== What you will do ==
Copy the data below exactly.

== Raw records ==
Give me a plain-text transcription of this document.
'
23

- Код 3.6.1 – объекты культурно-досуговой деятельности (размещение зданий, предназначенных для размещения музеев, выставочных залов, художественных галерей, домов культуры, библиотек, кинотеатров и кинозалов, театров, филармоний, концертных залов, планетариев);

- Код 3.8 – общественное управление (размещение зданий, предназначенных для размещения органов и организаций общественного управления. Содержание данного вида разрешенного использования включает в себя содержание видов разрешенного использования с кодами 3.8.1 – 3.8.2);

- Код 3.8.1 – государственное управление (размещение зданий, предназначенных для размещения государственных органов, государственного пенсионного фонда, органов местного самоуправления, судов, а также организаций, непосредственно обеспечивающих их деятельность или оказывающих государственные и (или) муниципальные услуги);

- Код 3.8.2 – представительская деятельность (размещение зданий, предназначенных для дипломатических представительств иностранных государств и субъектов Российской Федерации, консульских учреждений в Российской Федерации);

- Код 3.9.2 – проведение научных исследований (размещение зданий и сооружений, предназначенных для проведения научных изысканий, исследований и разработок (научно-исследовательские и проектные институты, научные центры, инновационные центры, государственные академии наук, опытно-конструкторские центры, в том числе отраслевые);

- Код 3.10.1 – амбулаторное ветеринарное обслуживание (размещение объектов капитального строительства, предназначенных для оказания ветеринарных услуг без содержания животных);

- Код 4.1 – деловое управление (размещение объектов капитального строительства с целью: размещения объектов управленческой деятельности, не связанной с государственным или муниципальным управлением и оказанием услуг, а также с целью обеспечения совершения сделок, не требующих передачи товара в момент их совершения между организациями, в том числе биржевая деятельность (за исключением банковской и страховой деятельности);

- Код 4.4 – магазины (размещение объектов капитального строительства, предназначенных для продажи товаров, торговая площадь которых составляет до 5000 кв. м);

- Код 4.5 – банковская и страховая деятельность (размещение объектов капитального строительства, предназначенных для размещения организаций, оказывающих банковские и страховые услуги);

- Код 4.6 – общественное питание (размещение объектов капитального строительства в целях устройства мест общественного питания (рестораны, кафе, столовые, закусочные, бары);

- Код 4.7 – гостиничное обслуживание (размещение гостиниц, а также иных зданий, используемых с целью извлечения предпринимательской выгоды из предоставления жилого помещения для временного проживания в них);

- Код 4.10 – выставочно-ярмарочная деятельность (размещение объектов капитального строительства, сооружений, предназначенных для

== Exercise output ==
Give me a plain-text transcription of this document.
'
23

- Код 3.6.1 – объекты культурно-досуговой деятельности (размещение зданий, предназначенных для размещения музеев, выставочных залов, художественных галерей, домов культуры, библиотек, кинотеатров и кинозалов, театров, филармоний, концертных залов, планетариев);

- Код 3.8 – общественное управление (размещение зданий, предназначенных для размещения органов и организаций общественного управления. Содержание данного вида разрешенного использования включает в себя содержание видов разрешенного использования с кодами 3.8.1 – 3.8.2);

- Код 3.8.1 – государственное управление (размещение зданий, предназначенных для размещения государственных органов, государственного пенсионного фонда, органов местного самоуправления, судов, а также организаций, непосредственно обеспечивающих их деятельность или оказывающих государственные и (или) муниципальные услуги);

- Код 3.8.2 – представительская деятельность (размещение зданий, предназначенных для дипломатических представительств иностранных государств и субъектов Российской Федерации, консульских учреждений в Российской Федерации);

- Код 3.9.2 – проведение научных исследований (размещение зданий и сооружений, предназначенных для проведения научных изысканий, исследований и разработок (научно-исследовательские и проектные институты, научные центры, инновационные центры, государственные академии наук, опытно-конструкторские центры, в том числе отраслевые);

- Код 3.10.1 – амбулаторное ветеринарное обслуживание (размещение объектов капитального строительства, предназначенных для оказания ветеринарных услуг без содержания животных);

- Код 4.1 – деловое управление (размещение объектов капитального строительства с целью: размещения объектов управленческой деятельности, не связанной с государственным или муниципальным управлением и оказанием услуг, а также с целью обеспечения совершения сделок, не требующих передачи товара в момент их совершения между организациями, в том числе биржевая деятельность (за исключением банковской и страховой деятельности);

- Код 4.4 – магазины (размещение объектов капитального строительства, предназначенных для продажи товаров, торговая площадь которых составляет до 5000 кв. м);

- Код 4.5 – банковская и страховая деятельность (размещение объектов капитального строительства, предназначенных для размещения организаций, оказывающих банковские и страховые услуги);

- Код 4.6 – общественное питание (размещение объектов капитального строительства в целях устройства мест общественного питания (рестораны, кафе, столовые, закусочные, бары);

- Код 4.7 – гостиничное обслуживание (размещение гостиниц, а также иных зданий, используемых с целью извлечения предпринимательской выгоды из предоставления жилого помещения для временного проживания в них);

- Код 4.10 – выставочно-ярмарочная деятельность (размещение объектов капитального строительства, сооружений, предназначенных для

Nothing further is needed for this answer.